◆ Provided entries
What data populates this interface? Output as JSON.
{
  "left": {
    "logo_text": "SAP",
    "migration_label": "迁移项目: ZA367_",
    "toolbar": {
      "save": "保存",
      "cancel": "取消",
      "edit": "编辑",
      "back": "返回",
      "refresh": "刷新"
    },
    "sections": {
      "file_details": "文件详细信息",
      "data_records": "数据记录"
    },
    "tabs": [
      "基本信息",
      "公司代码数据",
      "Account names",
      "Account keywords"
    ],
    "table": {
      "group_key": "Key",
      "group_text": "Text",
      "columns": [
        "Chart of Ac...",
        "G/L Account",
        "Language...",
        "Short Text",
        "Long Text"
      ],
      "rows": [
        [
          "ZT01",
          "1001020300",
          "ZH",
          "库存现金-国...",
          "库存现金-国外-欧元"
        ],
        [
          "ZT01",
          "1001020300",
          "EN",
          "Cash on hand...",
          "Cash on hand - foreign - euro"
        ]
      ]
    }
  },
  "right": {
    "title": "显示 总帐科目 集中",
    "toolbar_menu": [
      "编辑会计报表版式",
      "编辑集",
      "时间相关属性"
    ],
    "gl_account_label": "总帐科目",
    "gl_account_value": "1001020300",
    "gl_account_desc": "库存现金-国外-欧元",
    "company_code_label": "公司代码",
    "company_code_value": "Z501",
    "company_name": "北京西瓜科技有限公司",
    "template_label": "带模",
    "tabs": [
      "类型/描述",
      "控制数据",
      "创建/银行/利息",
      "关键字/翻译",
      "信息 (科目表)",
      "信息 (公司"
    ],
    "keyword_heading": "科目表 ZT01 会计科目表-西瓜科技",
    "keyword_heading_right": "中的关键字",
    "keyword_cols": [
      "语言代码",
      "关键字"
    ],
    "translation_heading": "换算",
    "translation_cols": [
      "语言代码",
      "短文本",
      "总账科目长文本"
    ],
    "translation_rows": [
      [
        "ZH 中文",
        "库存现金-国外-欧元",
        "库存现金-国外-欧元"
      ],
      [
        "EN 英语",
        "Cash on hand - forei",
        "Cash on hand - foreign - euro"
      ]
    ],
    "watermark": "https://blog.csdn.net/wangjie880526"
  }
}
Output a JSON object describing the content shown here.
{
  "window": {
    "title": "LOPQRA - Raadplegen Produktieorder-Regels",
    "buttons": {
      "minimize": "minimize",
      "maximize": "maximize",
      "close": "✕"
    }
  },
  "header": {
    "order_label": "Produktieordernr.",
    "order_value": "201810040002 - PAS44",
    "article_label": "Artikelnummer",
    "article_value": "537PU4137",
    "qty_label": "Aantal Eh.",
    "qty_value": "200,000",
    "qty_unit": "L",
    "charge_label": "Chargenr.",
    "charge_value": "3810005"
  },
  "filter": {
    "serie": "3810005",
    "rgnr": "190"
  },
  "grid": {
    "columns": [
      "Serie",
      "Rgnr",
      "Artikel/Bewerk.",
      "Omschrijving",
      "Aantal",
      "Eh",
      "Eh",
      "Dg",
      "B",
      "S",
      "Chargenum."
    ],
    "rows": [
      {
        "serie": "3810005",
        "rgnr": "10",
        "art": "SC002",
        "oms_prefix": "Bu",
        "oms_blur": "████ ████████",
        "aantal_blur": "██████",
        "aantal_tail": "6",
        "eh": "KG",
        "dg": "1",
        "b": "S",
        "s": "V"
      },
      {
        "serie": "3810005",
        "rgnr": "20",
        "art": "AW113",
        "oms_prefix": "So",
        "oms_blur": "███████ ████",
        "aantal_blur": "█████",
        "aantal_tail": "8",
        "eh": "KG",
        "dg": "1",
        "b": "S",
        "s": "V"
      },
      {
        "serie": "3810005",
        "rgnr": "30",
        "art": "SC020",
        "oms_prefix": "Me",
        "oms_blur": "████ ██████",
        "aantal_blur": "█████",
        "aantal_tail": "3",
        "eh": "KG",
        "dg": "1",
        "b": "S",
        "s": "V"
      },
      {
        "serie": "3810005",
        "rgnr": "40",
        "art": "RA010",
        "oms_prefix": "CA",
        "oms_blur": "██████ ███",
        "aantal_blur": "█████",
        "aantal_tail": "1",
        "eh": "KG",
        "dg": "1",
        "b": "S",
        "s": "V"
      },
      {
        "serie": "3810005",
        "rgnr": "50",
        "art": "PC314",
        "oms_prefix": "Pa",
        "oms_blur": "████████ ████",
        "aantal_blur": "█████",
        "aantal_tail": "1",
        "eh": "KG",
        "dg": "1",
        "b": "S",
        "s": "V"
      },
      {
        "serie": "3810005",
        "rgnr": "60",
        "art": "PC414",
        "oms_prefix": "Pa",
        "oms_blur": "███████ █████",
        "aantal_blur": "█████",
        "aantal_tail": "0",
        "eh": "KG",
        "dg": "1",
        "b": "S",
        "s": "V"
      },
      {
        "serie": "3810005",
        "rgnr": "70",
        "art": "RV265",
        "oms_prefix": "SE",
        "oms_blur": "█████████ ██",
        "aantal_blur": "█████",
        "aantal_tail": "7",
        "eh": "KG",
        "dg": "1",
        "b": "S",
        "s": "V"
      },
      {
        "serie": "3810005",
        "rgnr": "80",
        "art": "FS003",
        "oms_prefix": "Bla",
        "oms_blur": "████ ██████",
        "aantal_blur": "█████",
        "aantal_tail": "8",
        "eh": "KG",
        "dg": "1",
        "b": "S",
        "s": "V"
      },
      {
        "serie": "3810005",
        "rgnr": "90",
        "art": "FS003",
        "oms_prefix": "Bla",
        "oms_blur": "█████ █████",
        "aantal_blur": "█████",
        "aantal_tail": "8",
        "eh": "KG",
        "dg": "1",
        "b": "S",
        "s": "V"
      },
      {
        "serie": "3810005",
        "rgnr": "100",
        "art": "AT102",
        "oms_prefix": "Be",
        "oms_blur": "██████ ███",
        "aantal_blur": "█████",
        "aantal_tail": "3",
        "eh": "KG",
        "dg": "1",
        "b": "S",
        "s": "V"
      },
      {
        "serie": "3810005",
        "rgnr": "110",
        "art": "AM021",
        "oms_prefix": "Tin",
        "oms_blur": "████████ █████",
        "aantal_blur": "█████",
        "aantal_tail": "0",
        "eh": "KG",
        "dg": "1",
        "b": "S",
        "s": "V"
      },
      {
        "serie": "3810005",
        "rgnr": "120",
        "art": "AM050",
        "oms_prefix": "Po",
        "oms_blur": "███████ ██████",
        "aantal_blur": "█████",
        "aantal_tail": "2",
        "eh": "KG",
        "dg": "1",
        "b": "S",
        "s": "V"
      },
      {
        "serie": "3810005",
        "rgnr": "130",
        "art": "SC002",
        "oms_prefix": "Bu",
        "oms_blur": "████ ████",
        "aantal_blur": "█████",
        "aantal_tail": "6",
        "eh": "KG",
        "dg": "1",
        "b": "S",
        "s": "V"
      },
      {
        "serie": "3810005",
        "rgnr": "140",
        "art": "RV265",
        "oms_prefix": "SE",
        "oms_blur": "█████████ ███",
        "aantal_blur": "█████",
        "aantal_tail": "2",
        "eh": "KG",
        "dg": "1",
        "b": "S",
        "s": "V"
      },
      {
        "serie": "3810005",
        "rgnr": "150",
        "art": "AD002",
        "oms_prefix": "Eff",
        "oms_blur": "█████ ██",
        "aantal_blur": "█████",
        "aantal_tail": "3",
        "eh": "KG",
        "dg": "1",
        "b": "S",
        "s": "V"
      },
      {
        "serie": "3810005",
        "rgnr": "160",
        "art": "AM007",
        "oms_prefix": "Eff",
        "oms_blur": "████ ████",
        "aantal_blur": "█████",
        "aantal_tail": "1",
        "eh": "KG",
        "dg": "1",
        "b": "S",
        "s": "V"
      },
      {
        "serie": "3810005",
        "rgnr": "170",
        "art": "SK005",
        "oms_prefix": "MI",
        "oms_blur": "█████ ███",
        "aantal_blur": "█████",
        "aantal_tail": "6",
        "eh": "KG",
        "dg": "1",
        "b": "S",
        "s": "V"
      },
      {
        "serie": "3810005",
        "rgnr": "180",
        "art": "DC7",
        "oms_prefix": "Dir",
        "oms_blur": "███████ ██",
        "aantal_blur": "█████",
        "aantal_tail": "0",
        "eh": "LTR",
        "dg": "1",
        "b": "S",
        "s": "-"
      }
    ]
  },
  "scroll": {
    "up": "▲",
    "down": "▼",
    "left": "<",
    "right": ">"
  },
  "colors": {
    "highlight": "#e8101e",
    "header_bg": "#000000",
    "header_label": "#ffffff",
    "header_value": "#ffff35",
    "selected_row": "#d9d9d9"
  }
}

◆ What is required
Filter the records above for lines containing the word "库存现金", and copy those lines.

◆ The answer
          "库存现金-国...",
          "库存现金-国外-欧元"
    "gl_account_desc": "库存现金-国外-欧元",
        "库存现金-国外-欧元",
        "库存现金-国外-欧元"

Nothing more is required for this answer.